[Records to process]:
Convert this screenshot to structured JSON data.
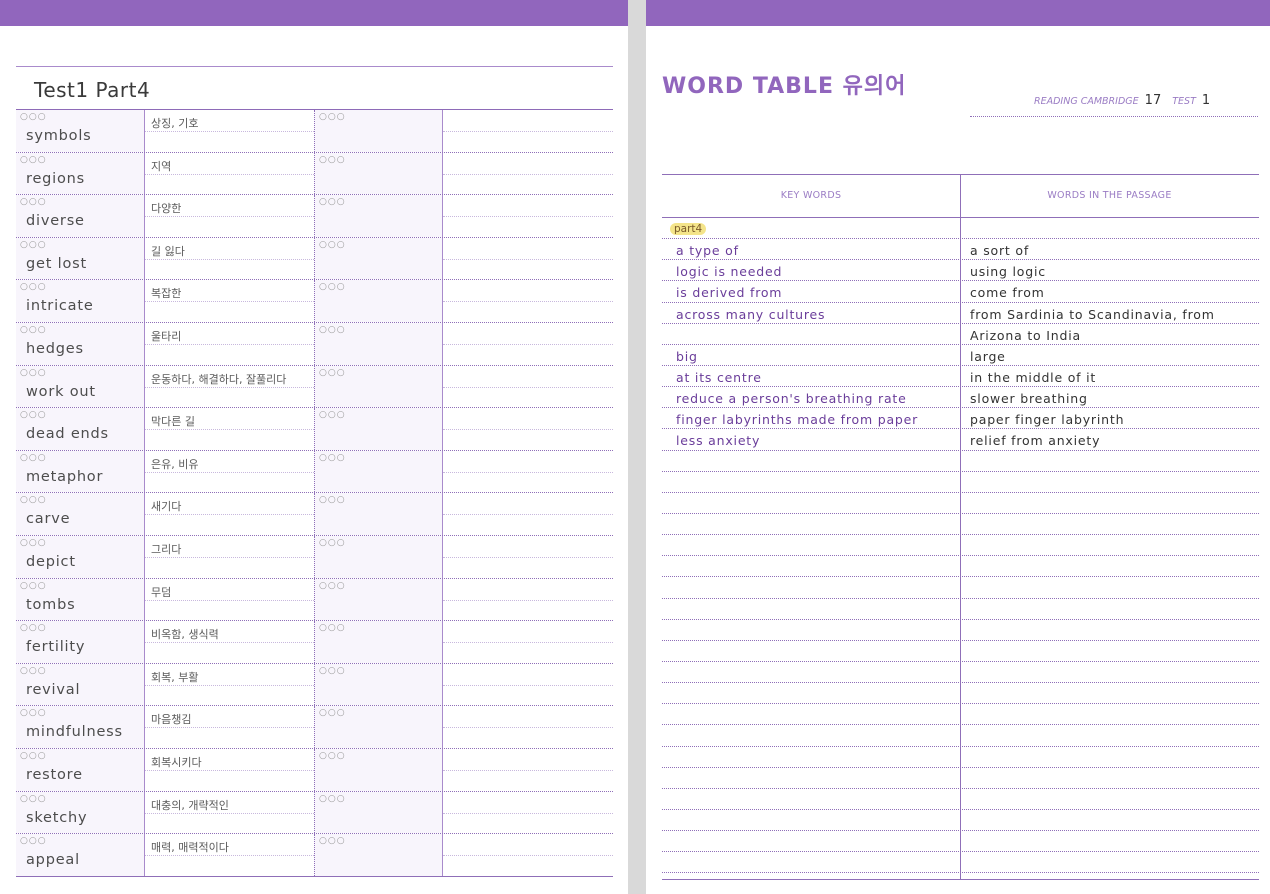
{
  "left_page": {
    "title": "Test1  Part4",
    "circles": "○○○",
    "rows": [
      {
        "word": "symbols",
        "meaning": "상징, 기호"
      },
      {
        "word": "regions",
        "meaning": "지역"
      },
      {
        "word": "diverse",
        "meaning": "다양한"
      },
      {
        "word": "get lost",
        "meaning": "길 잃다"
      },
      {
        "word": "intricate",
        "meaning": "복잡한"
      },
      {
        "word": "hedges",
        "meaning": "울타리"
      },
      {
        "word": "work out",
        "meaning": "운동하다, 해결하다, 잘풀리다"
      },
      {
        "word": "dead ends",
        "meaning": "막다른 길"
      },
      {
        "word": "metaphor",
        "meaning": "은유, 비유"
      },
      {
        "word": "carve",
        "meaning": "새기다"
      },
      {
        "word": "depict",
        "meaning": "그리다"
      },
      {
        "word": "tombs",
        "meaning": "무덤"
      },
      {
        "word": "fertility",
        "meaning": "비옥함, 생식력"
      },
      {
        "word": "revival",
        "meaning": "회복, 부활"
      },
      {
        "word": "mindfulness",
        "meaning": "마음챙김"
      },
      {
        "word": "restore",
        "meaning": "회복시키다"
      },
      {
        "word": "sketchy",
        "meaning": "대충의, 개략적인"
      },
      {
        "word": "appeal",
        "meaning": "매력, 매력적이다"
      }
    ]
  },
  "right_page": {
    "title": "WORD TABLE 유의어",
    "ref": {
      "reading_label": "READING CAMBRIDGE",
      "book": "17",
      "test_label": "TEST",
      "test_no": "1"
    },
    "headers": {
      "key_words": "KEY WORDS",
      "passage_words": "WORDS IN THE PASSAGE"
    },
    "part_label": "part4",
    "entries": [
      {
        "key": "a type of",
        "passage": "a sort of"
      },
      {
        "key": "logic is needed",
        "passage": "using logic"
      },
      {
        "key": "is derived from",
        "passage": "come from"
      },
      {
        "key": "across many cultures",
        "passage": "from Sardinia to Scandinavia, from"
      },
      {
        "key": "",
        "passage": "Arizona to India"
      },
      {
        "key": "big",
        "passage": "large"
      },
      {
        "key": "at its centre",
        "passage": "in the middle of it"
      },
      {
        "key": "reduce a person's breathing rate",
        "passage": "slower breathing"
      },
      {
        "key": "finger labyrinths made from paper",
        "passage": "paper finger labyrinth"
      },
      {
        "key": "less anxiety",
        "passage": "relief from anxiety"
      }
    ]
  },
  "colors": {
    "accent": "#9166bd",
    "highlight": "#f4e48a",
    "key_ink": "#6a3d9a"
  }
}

[Exercise goal]: Copy every line of the data exactly as written, excluding the pictures.

[Response]:
Convert this screenshot to structured JSON data.
{
  "left_page": {
    "title": "Test1  Part4",
    "circles": "○○○",
    "rows": [
      {
        "word": "symbols",
        "meaning": "상징, 기호"
      },
      {
        "word": "regions",
        "meaning": "지역"
      },
      {
        "word": "diverse",
        "meaning": "다양한"
      },
      {
        "word": "get lost",
        "meaning": "길 잃다"
      },
      {
        "word": "intricate",
        "meaning": "복잡한"
      },
      {
        "word": "hedges",
        "meaning": "울타리"
      },
      {
        "word": "work out",
        "meaning": "운동하다, 해결하다, 잘풀리다"
      },
      {
        "word": "dead ends",
        "meaning": "막다른 길"
      },
      {
        "word": "metaphor",
        "meaning": "은유, 비유"
      },
      {
        "word": "carve",
        "meaning": "새기다"
      },
      {
        "word": "depict",
        "meaning": "그리다"
      },
      {
        "word": "tombs",
        "meaning": "무덤"
      },
      {
        "word": "fertility",
        "meaning": "비옥함, 생식력"
      },
      {
        "word": "revival",
        "meaning": "회복, 부활"
      },
      {
        "word": "mindfulness",
        "meaning": "마음챙김"
      },
      {
        "word": "restore",
        "meaning": "회복시키다"
      },
      {
        "word": "sketchy",
        "meaning": "대충의, 개략적인"
      },
      {
        "word": "appeal",
        "meaning": "매력, 매력적이다"
      }
    ]
  },
  "right_page": {
    "title": "WORD TABLE 유의어",
    "ref": {
      "reading_label": "READING CAMBRIDGE",
      "book": "17",
      "test_label": "TEST",
      "test_no": "1"
    },
    "headers": {
      "key_words": "KEY WORDS",
      "passage_words": "WORDS IN THE PASSAGE"
    },
    "part_label": "part4",
    "entries": [
      {
        "key": "a type of",
        "passage": "a sort of"
      },
      {
        "key": "logic is needed",
        "passage": "using logic"
      },
      {
        "key": "is derived from",
        "passage": "come from"
      },
      {
        "key": "across many cultures",
        "passage": "from Sardinia to Scandinavia, from"
      },
      {
        "key": "",
        "passage": "Arizona to India"
      },
      {
        "key": "big",
        "passage": "large"
      },
      {
        "key": "at its centre",
        "passage": "in the middle of it"
      },
      {
        "key": "reduce a person's breathing rate",
        "passage": "slower breathing"
      },
      {
        "key": "finger labyrinths made from paper",
        "passage": "paper finger labyrinth"
      },
      {
        "key": "less anxiety",
        "passage": "relief from anxiety"
      }
    ]
  },
  "colors": {
    "accent": "#9166bd",
    "highlight": "#f4e48a",
    "key_ink": "#6a3d9a"
  }
}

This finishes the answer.